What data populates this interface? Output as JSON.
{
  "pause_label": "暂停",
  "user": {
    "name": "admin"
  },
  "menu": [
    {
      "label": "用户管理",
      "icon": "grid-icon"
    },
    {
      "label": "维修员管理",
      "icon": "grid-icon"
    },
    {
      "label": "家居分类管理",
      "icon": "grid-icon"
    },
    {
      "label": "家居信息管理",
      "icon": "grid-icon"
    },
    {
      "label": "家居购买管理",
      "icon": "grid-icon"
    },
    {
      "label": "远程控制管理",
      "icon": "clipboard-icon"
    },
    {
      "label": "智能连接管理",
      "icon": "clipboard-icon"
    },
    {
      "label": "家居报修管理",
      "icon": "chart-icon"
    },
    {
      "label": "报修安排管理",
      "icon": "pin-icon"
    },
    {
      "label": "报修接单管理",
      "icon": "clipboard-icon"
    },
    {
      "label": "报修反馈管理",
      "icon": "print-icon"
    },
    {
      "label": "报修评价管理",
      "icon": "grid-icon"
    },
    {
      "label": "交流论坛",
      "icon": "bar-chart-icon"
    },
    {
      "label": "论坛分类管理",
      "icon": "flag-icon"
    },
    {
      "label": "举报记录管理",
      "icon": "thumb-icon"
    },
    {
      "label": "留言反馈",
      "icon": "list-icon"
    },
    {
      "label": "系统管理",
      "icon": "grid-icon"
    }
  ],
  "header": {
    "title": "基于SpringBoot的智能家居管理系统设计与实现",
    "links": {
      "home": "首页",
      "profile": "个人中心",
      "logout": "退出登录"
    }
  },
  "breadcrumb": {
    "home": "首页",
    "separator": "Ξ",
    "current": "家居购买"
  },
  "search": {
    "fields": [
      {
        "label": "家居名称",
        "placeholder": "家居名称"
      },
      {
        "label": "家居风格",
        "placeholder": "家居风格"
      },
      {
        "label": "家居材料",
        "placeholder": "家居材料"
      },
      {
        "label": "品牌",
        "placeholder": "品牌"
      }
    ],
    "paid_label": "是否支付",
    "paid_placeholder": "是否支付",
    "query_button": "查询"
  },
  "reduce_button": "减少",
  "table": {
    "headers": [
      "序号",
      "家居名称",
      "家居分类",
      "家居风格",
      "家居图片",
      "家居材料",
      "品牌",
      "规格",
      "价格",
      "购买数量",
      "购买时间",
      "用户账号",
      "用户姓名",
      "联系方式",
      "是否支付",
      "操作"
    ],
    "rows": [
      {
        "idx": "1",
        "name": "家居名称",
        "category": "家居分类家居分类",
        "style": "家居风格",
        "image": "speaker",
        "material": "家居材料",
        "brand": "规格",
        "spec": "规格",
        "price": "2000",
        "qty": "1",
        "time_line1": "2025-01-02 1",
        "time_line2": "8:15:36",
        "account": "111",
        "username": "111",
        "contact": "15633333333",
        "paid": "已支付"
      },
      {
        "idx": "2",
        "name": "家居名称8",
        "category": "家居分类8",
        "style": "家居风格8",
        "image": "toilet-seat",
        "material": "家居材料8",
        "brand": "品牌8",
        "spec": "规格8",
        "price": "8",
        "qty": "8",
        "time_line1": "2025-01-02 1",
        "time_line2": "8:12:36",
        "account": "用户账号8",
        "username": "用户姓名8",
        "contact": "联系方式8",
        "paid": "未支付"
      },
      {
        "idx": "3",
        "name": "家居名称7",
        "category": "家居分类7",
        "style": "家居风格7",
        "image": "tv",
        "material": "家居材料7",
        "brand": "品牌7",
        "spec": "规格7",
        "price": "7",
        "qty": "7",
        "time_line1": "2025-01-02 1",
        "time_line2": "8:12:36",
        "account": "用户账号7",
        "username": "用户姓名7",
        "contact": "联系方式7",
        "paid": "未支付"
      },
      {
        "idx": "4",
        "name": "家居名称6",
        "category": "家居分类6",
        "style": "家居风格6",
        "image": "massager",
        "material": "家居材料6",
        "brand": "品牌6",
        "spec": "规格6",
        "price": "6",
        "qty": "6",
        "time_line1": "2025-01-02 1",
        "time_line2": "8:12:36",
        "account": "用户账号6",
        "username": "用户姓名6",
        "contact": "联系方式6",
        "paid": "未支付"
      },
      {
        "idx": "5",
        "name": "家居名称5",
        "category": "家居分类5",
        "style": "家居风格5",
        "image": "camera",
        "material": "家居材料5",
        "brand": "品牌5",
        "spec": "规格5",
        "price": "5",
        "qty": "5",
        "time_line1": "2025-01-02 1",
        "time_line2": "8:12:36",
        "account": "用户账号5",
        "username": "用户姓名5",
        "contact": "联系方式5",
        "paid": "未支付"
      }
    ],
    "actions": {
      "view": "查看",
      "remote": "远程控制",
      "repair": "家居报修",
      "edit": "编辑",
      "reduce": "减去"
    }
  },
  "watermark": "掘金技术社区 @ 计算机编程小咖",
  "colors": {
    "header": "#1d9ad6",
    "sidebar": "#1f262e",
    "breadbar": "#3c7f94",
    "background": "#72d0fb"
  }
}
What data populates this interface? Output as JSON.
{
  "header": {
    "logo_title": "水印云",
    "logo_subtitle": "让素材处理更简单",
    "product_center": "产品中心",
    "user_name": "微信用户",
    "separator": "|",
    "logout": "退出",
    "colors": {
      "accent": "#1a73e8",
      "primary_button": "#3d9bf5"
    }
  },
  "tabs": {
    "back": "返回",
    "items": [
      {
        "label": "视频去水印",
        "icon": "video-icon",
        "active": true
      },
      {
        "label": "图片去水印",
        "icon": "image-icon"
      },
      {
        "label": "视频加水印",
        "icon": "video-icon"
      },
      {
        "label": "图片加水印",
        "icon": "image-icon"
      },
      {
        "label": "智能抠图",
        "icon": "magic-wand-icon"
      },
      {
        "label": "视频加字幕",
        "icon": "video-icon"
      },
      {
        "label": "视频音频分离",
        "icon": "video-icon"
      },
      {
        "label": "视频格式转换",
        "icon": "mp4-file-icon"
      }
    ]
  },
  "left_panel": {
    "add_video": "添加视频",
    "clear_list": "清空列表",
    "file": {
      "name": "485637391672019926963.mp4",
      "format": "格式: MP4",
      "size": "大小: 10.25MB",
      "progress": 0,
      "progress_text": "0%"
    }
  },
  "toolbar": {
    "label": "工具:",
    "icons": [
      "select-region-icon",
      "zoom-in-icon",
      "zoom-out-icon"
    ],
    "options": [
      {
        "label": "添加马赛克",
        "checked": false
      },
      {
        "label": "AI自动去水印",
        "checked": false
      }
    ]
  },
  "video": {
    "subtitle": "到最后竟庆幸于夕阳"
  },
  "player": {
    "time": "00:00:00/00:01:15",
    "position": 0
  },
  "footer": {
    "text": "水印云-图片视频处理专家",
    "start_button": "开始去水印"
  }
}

- - - -

** TASK DESCRIPTION **
Of the lines in the material, how many hold the word "spec"? Reply with the number only.

** OUTPUT OF THE TASK **
5